> **GOAL OF THE EXERCISE**: Repeat, exactly and completely, the entries shown underneath.
## begin
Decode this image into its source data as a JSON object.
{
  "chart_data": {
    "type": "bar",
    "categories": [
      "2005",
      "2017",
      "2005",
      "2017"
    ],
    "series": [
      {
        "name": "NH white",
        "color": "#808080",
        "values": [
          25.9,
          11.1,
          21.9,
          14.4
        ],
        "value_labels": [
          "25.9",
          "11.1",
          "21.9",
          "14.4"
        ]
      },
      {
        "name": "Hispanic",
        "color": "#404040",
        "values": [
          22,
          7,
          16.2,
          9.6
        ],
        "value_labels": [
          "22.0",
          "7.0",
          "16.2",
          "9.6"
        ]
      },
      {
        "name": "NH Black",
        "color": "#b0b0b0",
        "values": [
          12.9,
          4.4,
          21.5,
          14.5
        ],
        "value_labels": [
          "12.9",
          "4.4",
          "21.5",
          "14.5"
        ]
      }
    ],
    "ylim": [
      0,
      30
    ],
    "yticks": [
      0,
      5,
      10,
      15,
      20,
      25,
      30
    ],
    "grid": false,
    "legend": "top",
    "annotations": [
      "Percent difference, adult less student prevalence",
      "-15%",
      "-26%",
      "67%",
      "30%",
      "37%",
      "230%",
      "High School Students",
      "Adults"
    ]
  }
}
## end
> **FINAL RESULT**:
Decode this image into its source data as a JSON object.
{
  "chart_data": {
    "type": "bar",
    "categories": [
      "2005",
      "2017",
      "2005",
      "2017"
    ],
    "series": [
      {
        "name": "NH white",
        "color": "#808080",
        "values": [
          25.9,
          11.1,
          21.9,
          14.4
        ],
        "value_labels": [
          "25.9",
          "11.1",
          "21.9",
          "14.4"
        ]
      },
      {
        "name": "Hispanic",
        "color": "#404040",
        "values": [
          22,
          7,
          16.2,
          9.6
        ],
        "value_labels": [
          "22.0",
          "7.0",
          "16.2",
          "9.6"
        ]
      },
      {
        "name": "NH Black",
        "color": "#b0b0b0",
        "values": [
          12.9,
          4.4,
          21.5,
          14.5
        ],
        "value_labels": [
          "12.9",
          "4.4",
          "21.5",
          "14.5"
        ]
      }
    ],
    "ylim": [
      0,
      30
    ],
    "yticks": [
      0,
      5,
      10,
      15,
      20,
      25,
      30
    ],
    "grid": false,
    "legend": "top",
    "annotations": [
      "Percent difference, adult less student prevalence",
      "-15%",
      "-26%",
      "67%",
      "30%",
      "37%",
      "230%",
      "High School Students",
      "Adults"
    ]
  }
}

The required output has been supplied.